• [AIM OF THE TASK]
Indicate only the number of lines in the listing below in which the word "教研室主任" appears.

↓

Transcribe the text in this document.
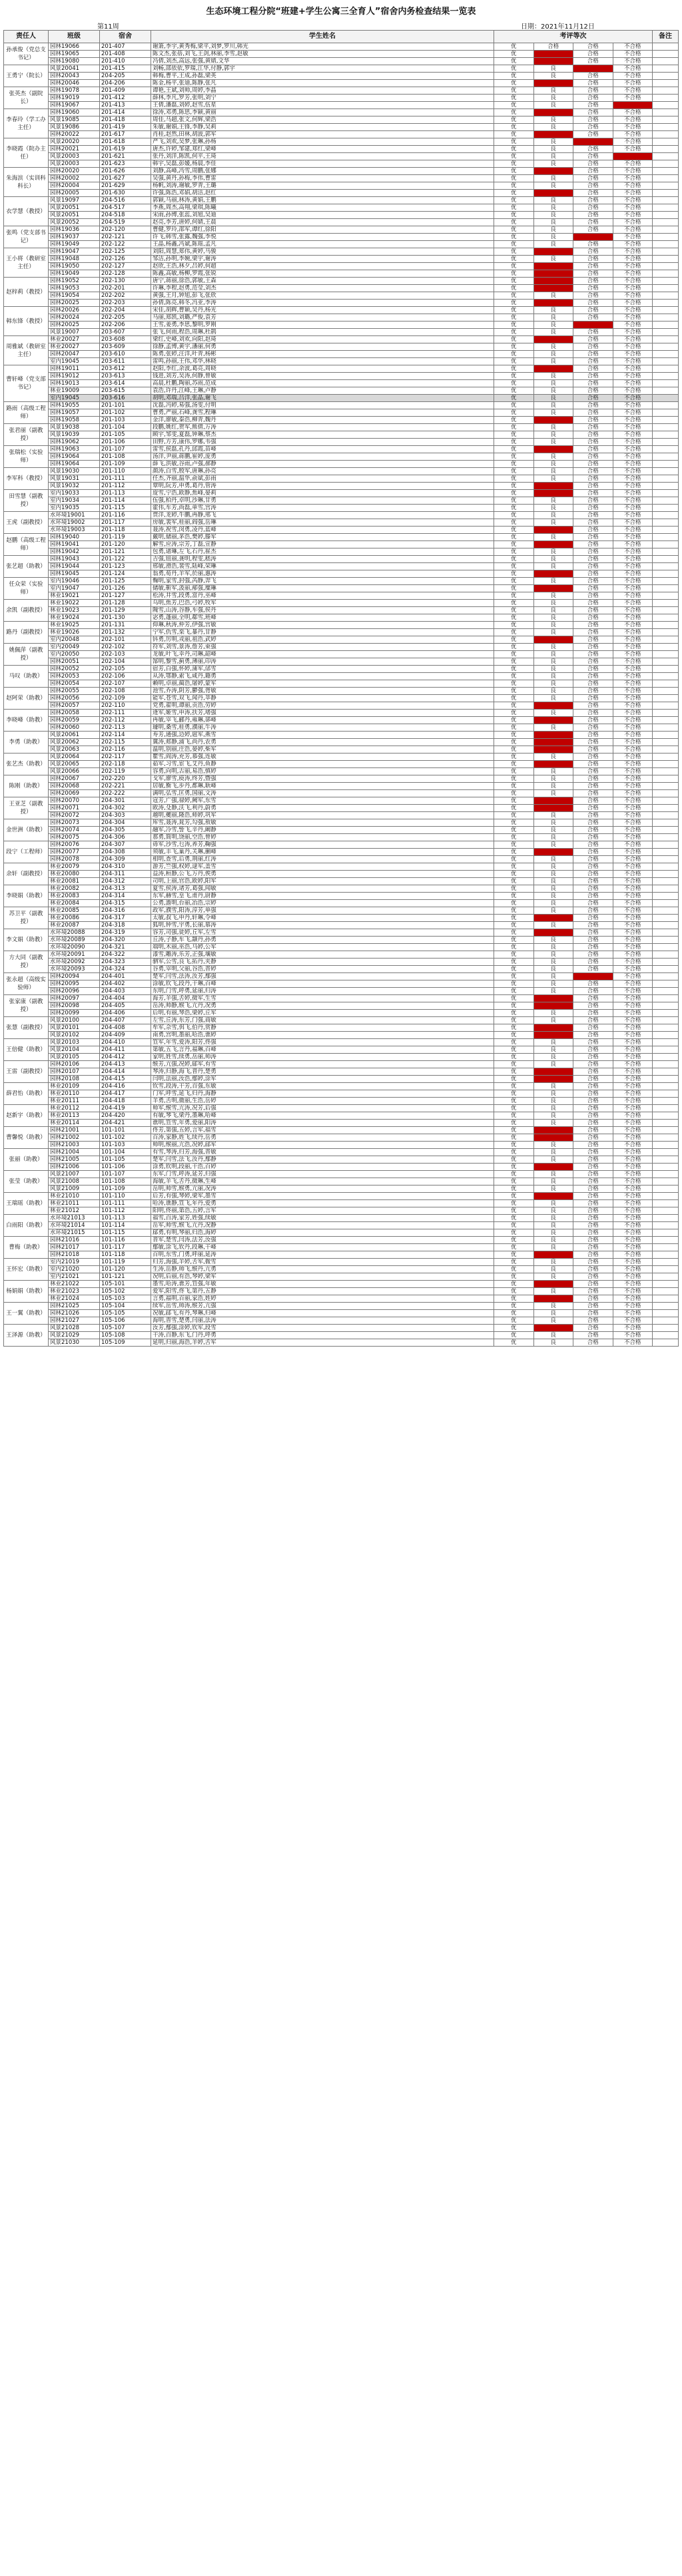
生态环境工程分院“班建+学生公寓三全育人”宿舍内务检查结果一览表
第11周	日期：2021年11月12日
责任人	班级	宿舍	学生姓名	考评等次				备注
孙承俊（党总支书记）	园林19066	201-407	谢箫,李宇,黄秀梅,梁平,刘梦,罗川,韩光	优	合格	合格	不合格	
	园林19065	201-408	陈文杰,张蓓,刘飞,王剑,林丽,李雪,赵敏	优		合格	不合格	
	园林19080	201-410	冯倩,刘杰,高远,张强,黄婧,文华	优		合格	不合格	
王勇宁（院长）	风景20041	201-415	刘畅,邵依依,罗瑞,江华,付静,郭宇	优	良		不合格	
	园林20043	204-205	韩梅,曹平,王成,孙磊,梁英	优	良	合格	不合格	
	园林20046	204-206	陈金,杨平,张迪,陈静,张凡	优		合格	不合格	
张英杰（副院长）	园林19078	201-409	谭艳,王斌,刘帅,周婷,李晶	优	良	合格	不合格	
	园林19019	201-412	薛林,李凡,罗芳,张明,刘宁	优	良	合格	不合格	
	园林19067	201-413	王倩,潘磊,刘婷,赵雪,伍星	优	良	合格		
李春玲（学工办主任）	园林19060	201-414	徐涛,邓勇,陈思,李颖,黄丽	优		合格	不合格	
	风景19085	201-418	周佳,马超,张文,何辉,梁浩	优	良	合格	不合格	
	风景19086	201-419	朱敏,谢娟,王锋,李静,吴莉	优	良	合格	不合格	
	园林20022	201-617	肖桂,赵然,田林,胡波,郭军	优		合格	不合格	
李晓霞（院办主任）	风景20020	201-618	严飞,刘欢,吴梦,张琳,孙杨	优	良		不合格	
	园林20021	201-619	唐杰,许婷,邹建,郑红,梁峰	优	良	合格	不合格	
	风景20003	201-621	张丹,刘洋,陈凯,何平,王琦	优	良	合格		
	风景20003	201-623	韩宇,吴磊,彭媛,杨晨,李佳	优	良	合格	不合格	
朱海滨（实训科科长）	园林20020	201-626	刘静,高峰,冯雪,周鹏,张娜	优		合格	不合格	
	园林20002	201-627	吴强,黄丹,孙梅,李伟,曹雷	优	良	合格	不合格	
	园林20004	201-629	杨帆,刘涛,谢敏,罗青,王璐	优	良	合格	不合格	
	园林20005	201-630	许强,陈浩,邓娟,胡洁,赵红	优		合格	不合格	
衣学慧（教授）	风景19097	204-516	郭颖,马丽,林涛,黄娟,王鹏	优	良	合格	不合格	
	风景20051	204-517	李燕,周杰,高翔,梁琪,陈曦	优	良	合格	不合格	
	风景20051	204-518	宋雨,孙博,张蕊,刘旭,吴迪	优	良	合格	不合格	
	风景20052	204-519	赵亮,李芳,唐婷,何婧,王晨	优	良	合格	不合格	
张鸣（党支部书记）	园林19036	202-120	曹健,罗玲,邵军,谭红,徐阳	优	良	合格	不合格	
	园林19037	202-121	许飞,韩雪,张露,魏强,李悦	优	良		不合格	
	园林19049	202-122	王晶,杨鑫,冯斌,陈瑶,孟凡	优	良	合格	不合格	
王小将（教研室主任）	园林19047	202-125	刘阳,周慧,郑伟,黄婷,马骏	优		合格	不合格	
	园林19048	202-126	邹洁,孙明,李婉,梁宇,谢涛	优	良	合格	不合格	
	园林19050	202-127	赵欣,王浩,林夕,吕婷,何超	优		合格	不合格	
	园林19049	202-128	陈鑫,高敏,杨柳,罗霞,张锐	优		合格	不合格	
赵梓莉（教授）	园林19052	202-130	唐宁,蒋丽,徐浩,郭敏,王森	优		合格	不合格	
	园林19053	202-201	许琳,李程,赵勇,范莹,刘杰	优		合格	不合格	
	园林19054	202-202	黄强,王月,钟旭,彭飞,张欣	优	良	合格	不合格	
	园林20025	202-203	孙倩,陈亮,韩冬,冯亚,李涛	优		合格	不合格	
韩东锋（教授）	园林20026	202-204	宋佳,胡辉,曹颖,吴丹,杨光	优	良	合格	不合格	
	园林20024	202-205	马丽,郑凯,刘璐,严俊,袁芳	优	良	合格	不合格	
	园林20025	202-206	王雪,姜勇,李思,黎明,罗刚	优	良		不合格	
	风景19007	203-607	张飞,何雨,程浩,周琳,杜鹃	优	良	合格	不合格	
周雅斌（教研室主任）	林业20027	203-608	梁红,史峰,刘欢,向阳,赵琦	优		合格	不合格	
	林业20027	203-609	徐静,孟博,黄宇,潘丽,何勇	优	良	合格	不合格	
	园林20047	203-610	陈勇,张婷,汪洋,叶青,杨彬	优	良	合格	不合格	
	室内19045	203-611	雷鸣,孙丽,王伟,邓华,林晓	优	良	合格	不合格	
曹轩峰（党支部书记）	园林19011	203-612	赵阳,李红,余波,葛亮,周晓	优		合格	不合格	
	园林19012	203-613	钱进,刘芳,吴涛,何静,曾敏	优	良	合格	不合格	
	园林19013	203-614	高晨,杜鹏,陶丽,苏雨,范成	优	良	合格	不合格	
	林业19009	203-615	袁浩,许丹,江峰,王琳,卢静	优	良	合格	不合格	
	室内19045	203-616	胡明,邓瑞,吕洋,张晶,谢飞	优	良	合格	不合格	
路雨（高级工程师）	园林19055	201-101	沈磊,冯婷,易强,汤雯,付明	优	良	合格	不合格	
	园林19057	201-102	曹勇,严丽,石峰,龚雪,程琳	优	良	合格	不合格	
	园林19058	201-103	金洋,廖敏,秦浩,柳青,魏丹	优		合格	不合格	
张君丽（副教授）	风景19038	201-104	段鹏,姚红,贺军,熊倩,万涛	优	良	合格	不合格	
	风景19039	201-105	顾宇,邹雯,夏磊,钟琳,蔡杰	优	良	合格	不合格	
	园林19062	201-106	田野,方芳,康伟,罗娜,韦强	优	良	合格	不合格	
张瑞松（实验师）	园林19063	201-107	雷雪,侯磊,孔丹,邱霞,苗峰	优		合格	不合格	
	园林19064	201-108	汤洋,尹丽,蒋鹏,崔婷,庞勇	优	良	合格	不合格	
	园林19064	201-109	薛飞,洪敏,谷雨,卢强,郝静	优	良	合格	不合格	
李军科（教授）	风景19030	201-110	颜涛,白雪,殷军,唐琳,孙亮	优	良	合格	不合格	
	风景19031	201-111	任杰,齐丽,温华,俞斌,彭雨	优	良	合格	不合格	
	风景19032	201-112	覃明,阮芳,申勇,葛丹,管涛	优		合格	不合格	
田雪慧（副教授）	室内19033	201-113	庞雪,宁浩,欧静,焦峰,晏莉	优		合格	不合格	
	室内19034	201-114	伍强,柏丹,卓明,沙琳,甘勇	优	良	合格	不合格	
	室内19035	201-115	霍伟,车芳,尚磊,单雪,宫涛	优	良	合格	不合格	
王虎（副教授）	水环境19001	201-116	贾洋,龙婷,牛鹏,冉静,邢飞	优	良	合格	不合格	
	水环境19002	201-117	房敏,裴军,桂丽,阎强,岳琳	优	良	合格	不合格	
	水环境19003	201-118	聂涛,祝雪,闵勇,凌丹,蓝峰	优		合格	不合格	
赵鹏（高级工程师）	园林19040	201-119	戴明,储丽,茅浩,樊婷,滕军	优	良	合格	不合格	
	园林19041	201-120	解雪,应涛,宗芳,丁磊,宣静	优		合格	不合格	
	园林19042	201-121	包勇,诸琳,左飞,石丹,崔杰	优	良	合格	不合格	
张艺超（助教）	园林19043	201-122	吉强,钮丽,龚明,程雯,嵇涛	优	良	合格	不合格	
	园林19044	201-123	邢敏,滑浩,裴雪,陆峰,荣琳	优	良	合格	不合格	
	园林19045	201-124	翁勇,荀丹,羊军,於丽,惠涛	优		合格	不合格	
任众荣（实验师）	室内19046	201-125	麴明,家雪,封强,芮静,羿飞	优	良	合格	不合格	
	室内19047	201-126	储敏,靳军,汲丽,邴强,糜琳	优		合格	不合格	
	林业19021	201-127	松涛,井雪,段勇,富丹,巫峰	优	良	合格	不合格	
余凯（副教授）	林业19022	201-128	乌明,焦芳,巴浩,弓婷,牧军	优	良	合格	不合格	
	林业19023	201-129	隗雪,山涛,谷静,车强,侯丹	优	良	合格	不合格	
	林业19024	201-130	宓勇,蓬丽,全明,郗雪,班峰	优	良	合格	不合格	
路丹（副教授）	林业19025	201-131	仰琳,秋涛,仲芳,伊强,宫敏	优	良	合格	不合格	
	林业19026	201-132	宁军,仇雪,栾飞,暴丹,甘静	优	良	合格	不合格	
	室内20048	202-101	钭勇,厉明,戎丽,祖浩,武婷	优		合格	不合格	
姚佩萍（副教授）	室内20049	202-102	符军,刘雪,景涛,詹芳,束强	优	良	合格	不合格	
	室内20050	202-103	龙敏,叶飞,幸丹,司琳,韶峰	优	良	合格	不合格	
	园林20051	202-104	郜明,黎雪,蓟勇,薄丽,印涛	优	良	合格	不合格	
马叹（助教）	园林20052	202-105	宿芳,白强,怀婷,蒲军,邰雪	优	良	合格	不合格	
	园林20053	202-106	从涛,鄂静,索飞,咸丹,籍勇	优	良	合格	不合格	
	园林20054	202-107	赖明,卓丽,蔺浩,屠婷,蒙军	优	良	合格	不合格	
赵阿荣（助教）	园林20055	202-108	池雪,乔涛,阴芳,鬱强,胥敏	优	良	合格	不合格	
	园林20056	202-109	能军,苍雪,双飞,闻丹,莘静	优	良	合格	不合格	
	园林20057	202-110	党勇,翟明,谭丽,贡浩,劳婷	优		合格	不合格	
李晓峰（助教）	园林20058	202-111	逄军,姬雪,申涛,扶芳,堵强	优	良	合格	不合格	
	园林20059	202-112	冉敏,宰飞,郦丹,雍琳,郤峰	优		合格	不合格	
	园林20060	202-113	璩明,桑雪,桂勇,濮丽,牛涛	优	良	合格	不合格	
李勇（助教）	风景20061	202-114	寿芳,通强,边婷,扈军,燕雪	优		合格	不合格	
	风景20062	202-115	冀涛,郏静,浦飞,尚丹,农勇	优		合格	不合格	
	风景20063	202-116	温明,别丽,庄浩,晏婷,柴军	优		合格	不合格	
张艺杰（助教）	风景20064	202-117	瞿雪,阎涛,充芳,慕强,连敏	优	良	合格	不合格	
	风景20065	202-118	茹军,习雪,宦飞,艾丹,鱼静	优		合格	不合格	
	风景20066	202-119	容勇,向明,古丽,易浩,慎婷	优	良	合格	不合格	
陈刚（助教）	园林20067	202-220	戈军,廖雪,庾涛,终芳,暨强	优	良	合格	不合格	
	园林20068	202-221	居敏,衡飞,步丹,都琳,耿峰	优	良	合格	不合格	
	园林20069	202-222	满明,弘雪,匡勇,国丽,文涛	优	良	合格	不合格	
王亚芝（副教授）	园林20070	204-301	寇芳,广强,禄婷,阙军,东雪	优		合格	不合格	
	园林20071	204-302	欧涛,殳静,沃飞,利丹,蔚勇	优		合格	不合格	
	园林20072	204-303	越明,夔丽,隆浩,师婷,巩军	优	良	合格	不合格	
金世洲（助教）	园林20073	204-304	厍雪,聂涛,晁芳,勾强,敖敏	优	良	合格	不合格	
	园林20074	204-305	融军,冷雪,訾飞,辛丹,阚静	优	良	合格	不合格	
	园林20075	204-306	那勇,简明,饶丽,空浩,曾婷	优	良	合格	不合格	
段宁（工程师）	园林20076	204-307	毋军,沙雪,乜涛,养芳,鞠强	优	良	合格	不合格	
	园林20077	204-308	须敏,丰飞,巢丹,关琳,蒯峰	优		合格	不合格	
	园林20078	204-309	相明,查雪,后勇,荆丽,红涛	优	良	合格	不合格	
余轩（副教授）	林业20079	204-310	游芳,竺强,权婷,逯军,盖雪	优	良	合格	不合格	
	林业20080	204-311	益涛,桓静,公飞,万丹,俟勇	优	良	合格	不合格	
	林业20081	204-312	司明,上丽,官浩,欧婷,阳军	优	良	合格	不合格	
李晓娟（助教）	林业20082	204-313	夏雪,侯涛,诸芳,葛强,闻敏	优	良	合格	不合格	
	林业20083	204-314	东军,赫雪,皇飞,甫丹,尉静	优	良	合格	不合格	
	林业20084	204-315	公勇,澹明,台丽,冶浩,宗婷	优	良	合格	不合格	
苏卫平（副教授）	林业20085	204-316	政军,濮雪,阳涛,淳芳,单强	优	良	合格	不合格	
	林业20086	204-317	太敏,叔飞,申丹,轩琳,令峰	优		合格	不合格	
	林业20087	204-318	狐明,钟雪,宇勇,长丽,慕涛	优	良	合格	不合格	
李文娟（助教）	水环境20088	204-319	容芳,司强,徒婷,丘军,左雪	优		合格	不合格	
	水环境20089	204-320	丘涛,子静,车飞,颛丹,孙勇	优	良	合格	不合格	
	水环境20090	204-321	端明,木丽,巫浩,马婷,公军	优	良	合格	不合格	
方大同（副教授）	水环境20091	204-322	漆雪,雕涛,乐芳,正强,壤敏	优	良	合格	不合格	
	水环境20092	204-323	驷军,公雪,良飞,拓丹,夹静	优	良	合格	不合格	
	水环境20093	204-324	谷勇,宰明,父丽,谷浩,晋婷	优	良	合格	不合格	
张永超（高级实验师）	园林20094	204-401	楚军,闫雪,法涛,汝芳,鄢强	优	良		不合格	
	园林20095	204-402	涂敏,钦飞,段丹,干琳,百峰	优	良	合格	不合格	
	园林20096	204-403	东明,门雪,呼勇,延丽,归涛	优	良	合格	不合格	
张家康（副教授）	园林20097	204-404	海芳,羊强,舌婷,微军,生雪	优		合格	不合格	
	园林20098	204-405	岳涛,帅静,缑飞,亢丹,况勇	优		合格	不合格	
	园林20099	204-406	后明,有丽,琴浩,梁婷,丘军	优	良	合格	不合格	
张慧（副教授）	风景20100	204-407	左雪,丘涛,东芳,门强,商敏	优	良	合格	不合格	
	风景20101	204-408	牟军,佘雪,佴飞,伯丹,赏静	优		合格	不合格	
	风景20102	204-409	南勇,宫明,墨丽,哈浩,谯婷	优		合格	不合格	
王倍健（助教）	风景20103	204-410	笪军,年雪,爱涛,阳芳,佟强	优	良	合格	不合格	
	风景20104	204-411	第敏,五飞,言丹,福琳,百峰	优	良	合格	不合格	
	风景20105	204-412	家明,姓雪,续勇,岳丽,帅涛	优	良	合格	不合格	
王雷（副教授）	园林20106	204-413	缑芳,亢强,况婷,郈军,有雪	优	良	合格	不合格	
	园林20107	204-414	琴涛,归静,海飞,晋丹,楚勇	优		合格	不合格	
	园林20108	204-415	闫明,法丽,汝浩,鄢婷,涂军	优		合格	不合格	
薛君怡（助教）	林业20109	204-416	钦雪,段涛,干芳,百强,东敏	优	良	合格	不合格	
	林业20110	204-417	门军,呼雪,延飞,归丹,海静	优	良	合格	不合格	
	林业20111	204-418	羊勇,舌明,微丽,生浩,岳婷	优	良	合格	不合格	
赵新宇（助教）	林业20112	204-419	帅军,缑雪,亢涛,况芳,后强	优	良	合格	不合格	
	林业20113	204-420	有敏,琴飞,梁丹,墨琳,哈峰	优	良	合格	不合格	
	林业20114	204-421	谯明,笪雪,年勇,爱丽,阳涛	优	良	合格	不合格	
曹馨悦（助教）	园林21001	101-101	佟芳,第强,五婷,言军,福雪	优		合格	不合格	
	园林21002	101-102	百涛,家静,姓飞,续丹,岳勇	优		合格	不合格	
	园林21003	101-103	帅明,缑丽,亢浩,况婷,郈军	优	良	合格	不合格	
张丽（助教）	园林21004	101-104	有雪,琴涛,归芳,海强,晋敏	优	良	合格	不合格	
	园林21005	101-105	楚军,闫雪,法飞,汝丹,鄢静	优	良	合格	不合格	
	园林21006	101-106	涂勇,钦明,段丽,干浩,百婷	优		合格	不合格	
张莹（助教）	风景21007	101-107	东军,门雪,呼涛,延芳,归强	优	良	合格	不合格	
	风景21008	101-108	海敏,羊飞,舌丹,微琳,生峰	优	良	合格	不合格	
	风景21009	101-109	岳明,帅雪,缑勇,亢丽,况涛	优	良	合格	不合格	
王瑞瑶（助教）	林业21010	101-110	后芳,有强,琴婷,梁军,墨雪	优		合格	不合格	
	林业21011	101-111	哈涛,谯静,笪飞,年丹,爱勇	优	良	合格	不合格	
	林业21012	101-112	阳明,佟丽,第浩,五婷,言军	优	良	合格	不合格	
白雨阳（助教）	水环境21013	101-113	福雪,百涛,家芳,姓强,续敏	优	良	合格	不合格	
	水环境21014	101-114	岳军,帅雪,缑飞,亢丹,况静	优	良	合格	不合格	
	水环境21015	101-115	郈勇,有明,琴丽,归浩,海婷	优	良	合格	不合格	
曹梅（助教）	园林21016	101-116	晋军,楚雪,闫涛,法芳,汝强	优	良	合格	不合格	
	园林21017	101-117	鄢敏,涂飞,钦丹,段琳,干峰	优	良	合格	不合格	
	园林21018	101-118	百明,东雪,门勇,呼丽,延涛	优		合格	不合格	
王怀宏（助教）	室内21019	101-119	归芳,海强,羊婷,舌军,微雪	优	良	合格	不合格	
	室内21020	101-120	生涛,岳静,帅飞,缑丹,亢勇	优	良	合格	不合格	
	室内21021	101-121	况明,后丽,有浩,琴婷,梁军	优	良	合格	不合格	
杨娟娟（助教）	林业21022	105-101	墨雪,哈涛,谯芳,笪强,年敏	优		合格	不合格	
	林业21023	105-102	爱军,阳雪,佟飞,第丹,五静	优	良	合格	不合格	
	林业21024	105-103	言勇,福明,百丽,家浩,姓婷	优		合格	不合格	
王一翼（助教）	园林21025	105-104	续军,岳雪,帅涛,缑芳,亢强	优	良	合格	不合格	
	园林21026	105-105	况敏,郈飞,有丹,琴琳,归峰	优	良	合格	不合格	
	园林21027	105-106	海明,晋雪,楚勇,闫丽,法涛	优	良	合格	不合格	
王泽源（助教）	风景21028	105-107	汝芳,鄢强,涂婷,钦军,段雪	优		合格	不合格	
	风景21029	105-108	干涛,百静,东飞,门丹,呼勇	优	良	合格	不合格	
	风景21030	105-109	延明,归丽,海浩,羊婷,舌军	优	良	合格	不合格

↑

• [OUTPUT BELOW]
2